__INSTRUCTIONS FOR THE TASK__
Give all of the lines again exactly as they read.

----

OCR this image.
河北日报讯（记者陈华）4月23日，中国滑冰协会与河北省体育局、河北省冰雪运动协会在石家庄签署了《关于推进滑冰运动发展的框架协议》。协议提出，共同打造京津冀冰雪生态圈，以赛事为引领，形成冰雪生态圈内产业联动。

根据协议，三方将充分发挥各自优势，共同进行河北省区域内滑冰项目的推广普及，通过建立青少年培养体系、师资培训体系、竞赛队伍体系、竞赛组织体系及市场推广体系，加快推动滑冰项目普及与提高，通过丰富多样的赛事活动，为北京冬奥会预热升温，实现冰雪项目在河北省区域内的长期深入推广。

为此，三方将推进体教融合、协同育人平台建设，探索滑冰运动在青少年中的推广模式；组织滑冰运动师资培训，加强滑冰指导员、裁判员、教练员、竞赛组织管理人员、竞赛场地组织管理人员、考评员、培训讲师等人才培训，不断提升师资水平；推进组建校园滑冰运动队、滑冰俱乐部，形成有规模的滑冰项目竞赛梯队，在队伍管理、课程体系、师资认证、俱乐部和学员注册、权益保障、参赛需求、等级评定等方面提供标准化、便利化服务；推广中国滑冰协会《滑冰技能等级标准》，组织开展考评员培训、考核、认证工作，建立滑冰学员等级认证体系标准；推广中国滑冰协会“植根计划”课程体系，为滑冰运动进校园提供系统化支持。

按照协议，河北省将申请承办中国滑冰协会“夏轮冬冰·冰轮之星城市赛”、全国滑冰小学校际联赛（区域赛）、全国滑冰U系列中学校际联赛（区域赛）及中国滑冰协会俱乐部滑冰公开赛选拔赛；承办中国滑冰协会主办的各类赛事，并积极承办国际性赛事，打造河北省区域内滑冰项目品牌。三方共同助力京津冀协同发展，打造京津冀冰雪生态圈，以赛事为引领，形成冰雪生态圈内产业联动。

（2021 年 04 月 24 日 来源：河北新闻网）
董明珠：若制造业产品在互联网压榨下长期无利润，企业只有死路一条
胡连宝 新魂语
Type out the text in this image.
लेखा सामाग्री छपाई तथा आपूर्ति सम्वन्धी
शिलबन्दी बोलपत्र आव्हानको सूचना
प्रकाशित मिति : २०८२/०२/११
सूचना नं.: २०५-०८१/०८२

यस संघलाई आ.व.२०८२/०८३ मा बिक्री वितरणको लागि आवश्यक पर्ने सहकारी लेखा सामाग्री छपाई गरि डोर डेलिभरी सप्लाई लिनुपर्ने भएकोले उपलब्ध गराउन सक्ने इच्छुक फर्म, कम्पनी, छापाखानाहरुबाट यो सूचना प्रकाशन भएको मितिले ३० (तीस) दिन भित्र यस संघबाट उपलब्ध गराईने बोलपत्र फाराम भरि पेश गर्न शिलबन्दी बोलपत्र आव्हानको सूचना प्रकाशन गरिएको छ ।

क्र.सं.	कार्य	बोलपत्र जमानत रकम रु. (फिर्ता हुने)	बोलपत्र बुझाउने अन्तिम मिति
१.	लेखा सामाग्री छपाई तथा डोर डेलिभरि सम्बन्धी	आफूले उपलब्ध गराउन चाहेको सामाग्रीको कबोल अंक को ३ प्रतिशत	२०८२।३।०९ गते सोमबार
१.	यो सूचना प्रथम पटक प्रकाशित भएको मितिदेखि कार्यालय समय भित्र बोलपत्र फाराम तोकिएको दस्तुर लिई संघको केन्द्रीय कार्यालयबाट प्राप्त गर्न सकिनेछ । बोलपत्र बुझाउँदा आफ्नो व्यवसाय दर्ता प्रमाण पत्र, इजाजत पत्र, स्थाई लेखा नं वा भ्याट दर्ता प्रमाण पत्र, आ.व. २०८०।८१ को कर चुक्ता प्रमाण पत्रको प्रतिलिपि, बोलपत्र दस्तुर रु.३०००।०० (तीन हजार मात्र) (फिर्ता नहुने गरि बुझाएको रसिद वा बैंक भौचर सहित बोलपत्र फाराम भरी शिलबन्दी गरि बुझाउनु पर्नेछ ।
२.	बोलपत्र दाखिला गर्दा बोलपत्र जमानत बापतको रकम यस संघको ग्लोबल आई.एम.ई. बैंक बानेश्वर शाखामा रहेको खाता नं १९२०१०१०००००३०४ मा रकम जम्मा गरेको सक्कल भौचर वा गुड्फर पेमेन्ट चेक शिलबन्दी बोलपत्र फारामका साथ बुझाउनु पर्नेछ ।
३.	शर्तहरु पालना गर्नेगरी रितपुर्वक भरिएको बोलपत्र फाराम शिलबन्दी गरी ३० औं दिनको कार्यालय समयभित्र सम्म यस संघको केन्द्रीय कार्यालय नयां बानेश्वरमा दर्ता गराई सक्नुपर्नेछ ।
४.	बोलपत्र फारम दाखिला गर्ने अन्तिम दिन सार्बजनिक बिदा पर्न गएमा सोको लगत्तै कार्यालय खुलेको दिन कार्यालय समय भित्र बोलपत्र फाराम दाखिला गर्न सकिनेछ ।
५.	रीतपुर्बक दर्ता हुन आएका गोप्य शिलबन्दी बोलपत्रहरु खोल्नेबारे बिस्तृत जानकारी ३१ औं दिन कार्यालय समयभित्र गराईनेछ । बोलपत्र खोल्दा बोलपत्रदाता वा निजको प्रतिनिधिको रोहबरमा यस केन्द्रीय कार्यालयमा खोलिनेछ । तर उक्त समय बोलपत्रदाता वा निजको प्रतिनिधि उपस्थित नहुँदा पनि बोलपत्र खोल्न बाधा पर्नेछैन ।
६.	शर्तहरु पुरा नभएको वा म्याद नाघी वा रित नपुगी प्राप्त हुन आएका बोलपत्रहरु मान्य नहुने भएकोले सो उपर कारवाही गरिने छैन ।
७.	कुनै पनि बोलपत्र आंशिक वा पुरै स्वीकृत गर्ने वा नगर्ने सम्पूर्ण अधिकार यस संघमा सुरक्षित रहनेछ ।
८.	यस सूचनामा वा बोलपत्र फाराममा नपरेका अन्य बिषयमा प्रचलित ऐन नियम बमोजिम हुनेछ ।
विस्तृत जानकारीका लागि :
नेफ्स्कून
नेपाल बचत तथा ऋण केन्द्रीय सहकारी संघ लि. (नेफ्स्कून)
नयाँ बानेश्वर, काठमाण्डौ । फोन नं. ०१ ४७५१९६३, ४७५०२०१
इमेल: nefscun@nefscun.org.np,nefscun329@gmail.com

----

__TASK SOLUTION__
OCR this image.
河北日报讯（记者陈华）4月23日，中国滑冰协会与河北省体育局、河北省冰雪运动协会在石家庄签署了《关于推进滑冰运动发展的框架协议》。协议提出，共同打造京津冀冰雪生态圈，以赛事为引领，形成冰雪生态圈内产业联动。

根据协议，三方将充分发挥各自优势，共同进行河北省区域内滑冰项目的推广普及，通过建立青少年培养体系、师资培训体系、竞赛队伍体系、竞赛组织体系及市场推广体系，加快推动滑冰项目普及与提高，通过丰富多样的赛事活动，为北京冬奥会预热升温，实现冰雪项目在河北省区域内的长期深入推广。

为此，三方将推进体教融合、协同育人平台建设，探索滑冰运动在青少年中的推广模式；组织滑冰运动师资培训，加强滑冰指导员、裁判员、教练员、竞赛组织管理人员、竞赛场地组织管理人员、考评员、培训讲师等人才培训，不断提升师资水平；推进组建校园滑冰运动队、滑冰俱乐部，形成有规模的滑冰项目竞赛梯队，在队伍管理、课程体系、师资认证、俱乐部和学员注册、权益保障、参赛需求、等级评定等方面提供标准化、便利化服务；推广中国滑冰协会《滑冰技能等级标准》，组织开展考评员培训、考核、认证工作，建立滑冰学员等级认证体系标准；推广中国滑冰协会“植根计划”课程体系，为滑冰运动进校园提供系统化支持。

按照协议，河北省将申请承办中国滑冰协会“夏轮冬冰·冰轮之星城市赛”、全国滑冰小学校际联赛（区域赛）、全国滑冰U系列中学校际联赛（区域赛）及中国滑冰协会俱乐部滑冰公开赛选拔赛；承办中国滑冰协会主办的各类赛事，并积极承办国际性赛事，打造河北省区域内滑冰项目品牌。三方共同助力京津冀协同发展，打造京津冀冰雪生态圈，以赛事为引领，形成冰雪生态圈内产业联动。

（2021 年 04 月 24 日 来源：河北新闻网）
董明珠：若制造业产品在互联网压榨下长期无利润，企业只有死路一条
胡连宝 新魂语
Type out the text in this image.
लेखा सामाग्री छपाई तथा आपूर्ति सम्वन्धी
शिलबन्दी बोलपत्र आव्हानको सूचना
प्रकाशित मिति : २०८२/०२/११
सूचना नं.: २०५-०८१/०८२

यस संघलाई आ.व.२०८२/०८३ मा बिक्री वितरणको लागि आवश्यक पर्ने सहकारी लेखा सामाग्री छपाई गरि डोर डेलिभरी सप्लाई लिनुपर्ने भएकोले उपलब्ध गराउन सक्ने इच्छुक फर्म, कम्पनी, छापाखानाहरुबाट यो सूचना प्रकाशन भएको मितिले ३० (तीस) दिन भित्र यस संघबाट उपलब्ध गराईने बोलपत्र फाराम भरि पेश गर्न शिलबन्दी बोलपत्र आव्हानको सूचना प्रकाशन गरिएको छ ।

क्र.सं.	कार्य	बोलपत्र जमानत रकम रु. (फिर्ता हुने)	बोलपत्र बुझाउने अन्तिम मिति
१.	लेखा सामाग्री छपाई तथा डोर डेलिभरि सम्बन्धी	आफूले उपलब्ध गराउन चाहेको सामाग्रीको कबोल अंक को ३ प्रतिशत	२०८२।३।०९ गते सोमबार
१.	यो सूचना प्रथम पटक प्रकाशित भएको मितिदेखि कार्यालय समय भित्र बोलपत्र फाराम तोकिएको दस्तुर लिई संघको केन्द्रीय कार्यालयबाट प्राप्त गर्न सकिनेछ । बोलपत्र बुझाउँदा आफ्नो व्यवसाय दर्ता प्रमाण पत्र, इजाजत पत्र, स्थाई लेखा नं वा भ्याट दर्ता प्रमाण पत्र, आ.व. २०८०।८१ को कर चुक्ता प्रमाण पत्रको प्रतिलिपि, बोलपत्र दस्तुर रु.३०००।०० (तीन हजार मात्र) (फिर्ता नहुने गरि बुझाएको रसिद वा बैंक भौचर सहित बोलपत्र फाराम भरी शिलबन्दी गरि बुझाउनु पर्नेछ ।
२.	बोलपत्र दाखिला गर्दा बोलपत्र जमानत बापतको रकम यस संघको ग्लोबल आई.एम.ई. बैंक बानेश्वर शाखामा रहेको खाता नं १९२०१०१०००००३०४ मा रकम जम्मा गरेको सक्कल भौचर वा गुड्फर पेमेन्ट चेक शिलबन्दी बोलपत्र फारामका साथ बुझाउनु पर्नेछ ।
३.	शर्तहरु पालना गर्नेगरी रितपुर्वक भरिएको बोलपत्र फाराम शिलबन्दी गरी ३० औं दिनको कार्यालय समयभित्र सम्म यस संघको केन्द्रीय कार्यालय नयां बानेश्वरमा दर्ता गराई सक्नुपर्नेछ ।
४.	बोलपत्र फारम दाखिला गर्ने अन्तिम दिन सार्बजनिक बिदा पर्न गएमा सोको लगत्तै कार्यालय खुलेको दिन कार्यालय समय भित्र बोलपत्र फाराम दाखिला गर्न सकिनेछ ।
५.	रीतपुर्बक दर्ता हुन आएका गोप्य शिलबन्दी बोलपत्रहरु खोल्नेबारे बिस्तृत जानकारी ३१ औं दिन कार्यालय समयभित्र गराईनेछ । बोलपत्र खोल्दा बोलपत्रदाता वा निजको प्रतिनिधिको रोहबरमा यस केन्द्रीय कार्यालयमा खोलिनेछ । तर उक्त समय बोलपत्रदाता वा निजको प्रतिनिधि उपस्थित नहुँदा पनि बोलपत्र खोल्न बाधा पर्नेछैन ।
६.	शर्तहरु पुरा नभएको वा म्याद नाघी वा रित नपुगी प्राप्त हुन आएका बोलपत्रहरु मान्य नहुने भएकोले सो उपर कारवाही गरिने छैन ।
७.	कुनै पनि बोलपत्र आंशिक वा पुरै स्वीकृत गर्ने वा नगर्ने सम्पूर्ण अधिकार यस संघमा सुरक्षित रहनेछ ।
८.	यस सूचनामा वा बोलपत्र फाराममा नपरेका अन्य बिषयमा प्रचलित ऐन नियम बमोजिम हुनेछ ।
विस्तृत जानकारीका लागि :
नेफ्स्कून
नेपाल बचत तथा ऋण केन्द्रीय सहकारी संघ लि. (नेफ्स्कून)
नयाँ बानेश्वर, काठमाण्डौ । फोन नं. ०१ ४७५१९६३, ४७५०२०१
इमेल: nefscun@nefscun.org.np,nefscun329@gmail.com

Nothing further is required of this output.